# [STATED TASK 1]
According to the memorandum opinion, to whom was the cashier's check that Sueann Duffield bought made payable?
# [STATED TASK 2]
Retype the passage of the memorandum opinion from "In July, of" up to and including "Mr. Duffield nothing.".

# [QUOTED PASSAGE]
((

MEMORANDUM OPINION
H. FRANKLIN WATERS, Chief Judge.
Pending before the court is a motion by defendant asking that the court impose [256]*256sanctions against the plaintiff for violation of the provisions of Rule 11 of the Federal Rules of Civil Procedure. The motion was filed on May 2, 1989, and plaintiffs attorney did not get around to responding until May 30, 1989, some fourteen days after his time to do so had expired under the provisions of Rule 20 of the rules of the United States District Courts for the Eastern and Western Districts of Arkansas (Local Rules). This exceedingly untimely filing would justify the court striking the response but it will not, under the circumstances, do so, and will consider the matters contained in the response irrespective of its untimeliness.
Plaintiff, James P. Duffield, the son of O.F. and Sueann Duffield, had a checking account in defendant bank. Sometime pri- or to August 11, 1986, he agreed to utilize funds in that account to allow his father to post what was believed then to be a refundable deposit in connection with a loan that he was seeking in Dallas, Texas. His mother, Sueann, was a joint holder of the bank account, or at least she had authority to draw checks on it. Apparently with plaintiffs approval, on August 11, 1986, she purchased from defendant bank a cashier’s check in the amount of $25,000 payable to Murray Savings Association. There were no restrictions on the cashier’s check. In other words, it appears to be a rather ordinary cashier’s check payable to the payee and there is no indication that the check was to be utilized for any particular purpose. It was delivered to the father, O.F. Duffield, who used it to pay the loan application fee in respect to the Dallas loan. The next day after it was issued, the payee, Murray Savings Association, endorsed the check and it was negotiated. Months later the Dallas loan “soured” and the loan application fee was1 apparently forfeited. According to filings in this case, that dispute has resulted in a lawsuit between O.F. Duffield and Murray Savings Association filed in the district court of Dallas, County, Texas.
In July, of 1988, the president of defendant bank received a letter from a Mena, Arkansas, lawyer, Danny Thrailkill, claiming that the cashier’s check was improperly paid because it did not have “proper and legal endorsement.” Demand was made that the bank refund to James Duffield $25,000. The bank’s attorney responded, pointing out that the check was properly endorsed by Murray Savings Association, and that the bank owed Mr. Duffield nothing.
This lawsuit was then filed by Fayette-ville attorney, Robert R. White, on September 12, 1988. That filing resulted in a letter from the bank’s attorney dated September 14, 1988, pointing out to Mr. White that the bank had previously been contacted by Mr. Thrailkill and Mr. White was advised of the results of those contacts. It was claimed in the letter that when attorney Thrailkill was “advised of the true facts of the situation he essentially apologized, explained that he was a school friend of Jim Duffield, agreed that there was no liability on the part of the bank and that was the end of the matter until now.” The attorney for the bank went on to advise Mr. White that the bank does not “like to be sued” and that he had been instructed by his client “to take whatever counter measures are available to us if Jim persists in this lawsuit.” The bank’s attorney then said that “after you have a chance to review the enclosed and talk to Jim, it is my hope that you will agree that the case should be dismissed forthwith without further adieu and before our answer date runs.”

))

# [STORED RECORDS]
((

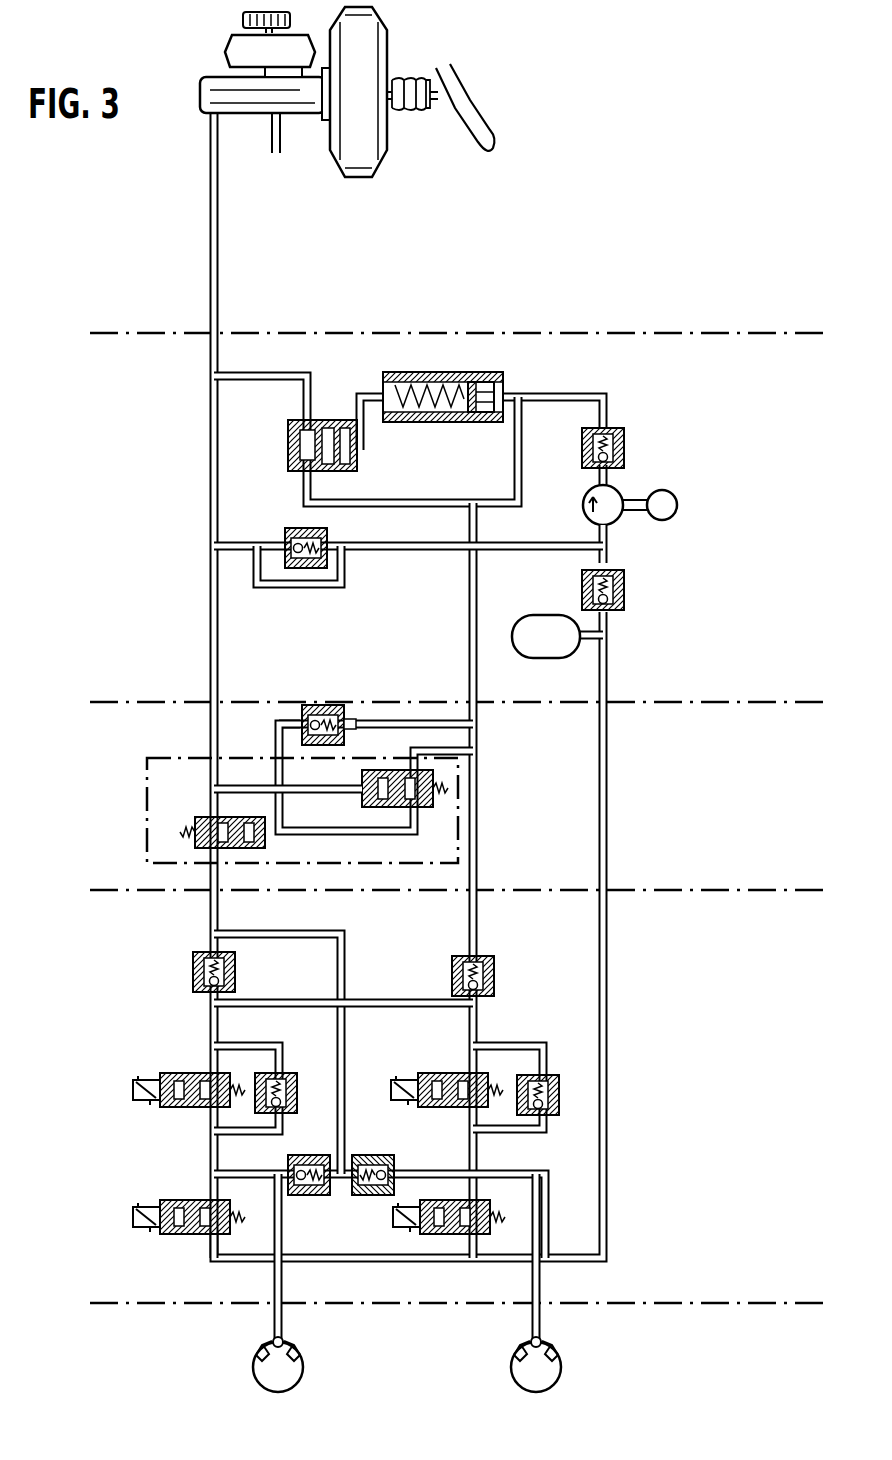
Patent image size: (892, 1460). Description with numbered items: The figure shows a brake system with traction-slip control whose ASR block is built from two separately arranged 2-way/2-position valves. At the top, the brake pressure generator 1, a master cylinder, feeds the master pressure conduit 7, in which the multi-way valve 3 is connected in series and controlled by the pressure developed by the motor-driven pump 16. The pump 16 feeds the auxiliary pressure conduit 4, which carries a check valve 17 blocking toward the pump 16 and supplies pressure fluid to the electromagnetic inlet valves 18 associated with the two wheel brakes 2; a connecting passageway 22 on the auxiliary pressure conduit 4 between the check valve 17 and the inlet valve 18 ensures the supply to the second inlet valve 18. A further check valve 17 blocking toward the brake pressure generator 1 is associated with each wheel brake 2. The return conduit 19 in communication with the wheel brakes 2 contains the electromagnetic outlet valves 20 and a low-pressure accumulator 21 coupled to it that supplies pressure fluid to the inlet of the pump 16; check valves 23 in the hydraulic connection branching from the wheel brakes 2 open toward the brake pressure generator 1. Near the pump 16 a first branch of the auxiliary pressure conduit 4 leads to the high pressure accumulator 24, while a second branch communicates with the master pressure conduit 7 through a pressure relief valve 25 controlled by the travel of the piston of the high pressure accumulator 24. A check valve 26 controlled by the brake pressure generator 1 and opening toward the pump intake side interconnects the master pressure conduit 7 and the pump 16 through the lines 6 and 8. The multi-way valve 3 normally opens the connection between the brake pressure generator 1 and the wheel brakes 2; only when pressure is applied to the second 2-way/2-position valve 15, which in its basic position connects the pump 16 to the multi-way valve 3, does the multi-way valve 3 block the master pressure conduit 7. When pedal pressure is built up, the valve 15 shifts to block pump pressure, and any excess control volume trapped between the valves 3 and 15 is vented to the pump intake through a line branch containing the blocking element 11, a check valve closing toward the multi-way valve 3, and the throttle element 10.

The brake pressure generator 1 is at (362, 48).
The wheel brake 2 is at (262, 1372).
The multi-way valve 3 is at (198, 818).
The auxiliary pressure conduit 4 is at (608, 393).
The line 6 is at (610, 552).
The master pressure conduit 7 is at (208, 224).
The line 8 is at (392, 552).
The throttle element 10 is at (371, 710).
The blocking element 11 is at (316, 704).
The second 2-way/2-position valve 15 is at (430, 808).
The pump 16 is at (614, 500).
The check valve 17 is at (192, 966).
The electromagnetic inlet valve 18 is at (186, 1072).
The return conduit 19 is at (610, 778).
The electromagnetic outlet valve 20 is at (182, 1200).
The low-pressure accumulator 21 is at (552, 636).
The connecting passageway 22 is at (362, 999).
The check valves 23 is at (306, 1196).
The high pressure accumulator 24 is at (477, 372).
The pressure relief valve 25 is at (330, 420).
The check valve 26 is at (292, 530).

))

# [COMPLETE ANSWER 1]
Murray Savings Association

# [COMPLETE ANSWER 2]
In July, of 1988, the president of defendant bank received a letter from a Mena, Arkansas, lawyer, Danny Thrailkill, claiming that the cashier’s check was improperly paid because it did not have “proper and legal endorsement.” Demand was made that the bank refund to James Duffield $25,000. The bank’s attorney responded, pointing out that the check was properly endorsed by Murray Savings Association, and that the bank owed Mr. Duffield nothing.